▶ [Given problem]:
Leaving out the pictures, retype all the material exactly.

▶ [Supplied records]:

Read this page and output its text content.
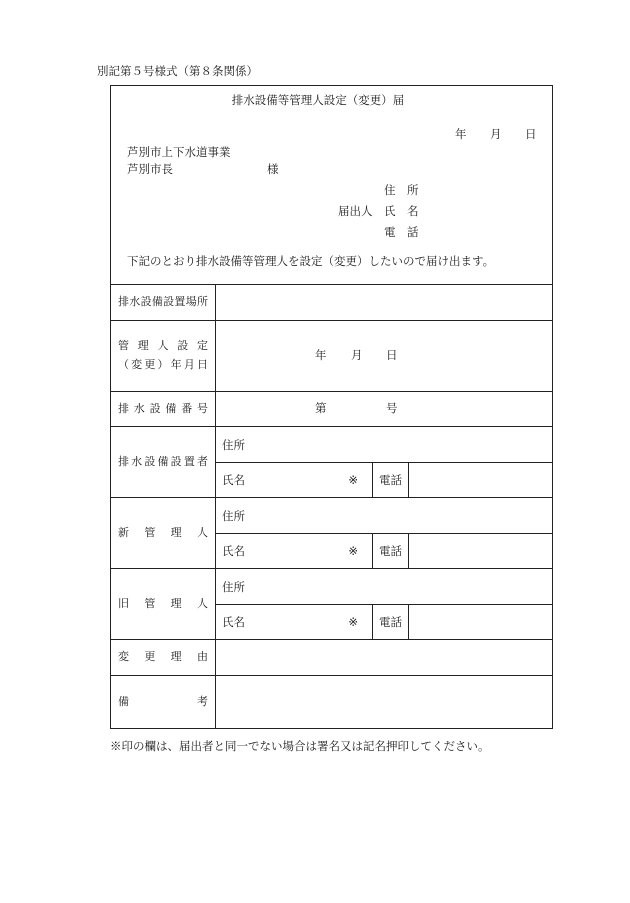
別記第５号様式（第８条関係）
排水設備等管理人設定（変更）届
年 月 日
芦別市上下水道事業
芦別市長	様
住　所
届出人 氏　名
電　話
下記のとおり排水設備等管理人を設定（変更）したいので届け出ます。
排水設備設置場所
管理人設定
（変更）年月日
年 月 日
排水設備番号	第	号
排水設備設置者
住所
氏名	※ 電話
新管理人
住所
氏名	※ 電話
旧管理人
住所
氏名	※ 電話
変更理由
備考
※印の欄は、届出者と同一でない場合は署名又は記名押印してください。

▶ [Solution to the problem]:
Read this page and output its text content.
別記第５号様式（第８条関係）
排水設備等管理人設定（変更）届
年 月 日
芦別市上下水道事業
芦別市長	様
住　所
届出人 氏　名
電　話
下記のとおり排水設備等管理人を設定（変更）したいので届け出ます。
排水設備設置場所
管理人設定
（変更）年月日
年 月 日
排水設備番号	第	号
排水設備設置者
住所
氏名	※ 電話
新管理人
住所
氏名	※ 電話
旧管理人
住所
氏名	※ 電話
変更理由
備考
※印の欄は、届出者と同一でない場合は署名又は記名押印してください。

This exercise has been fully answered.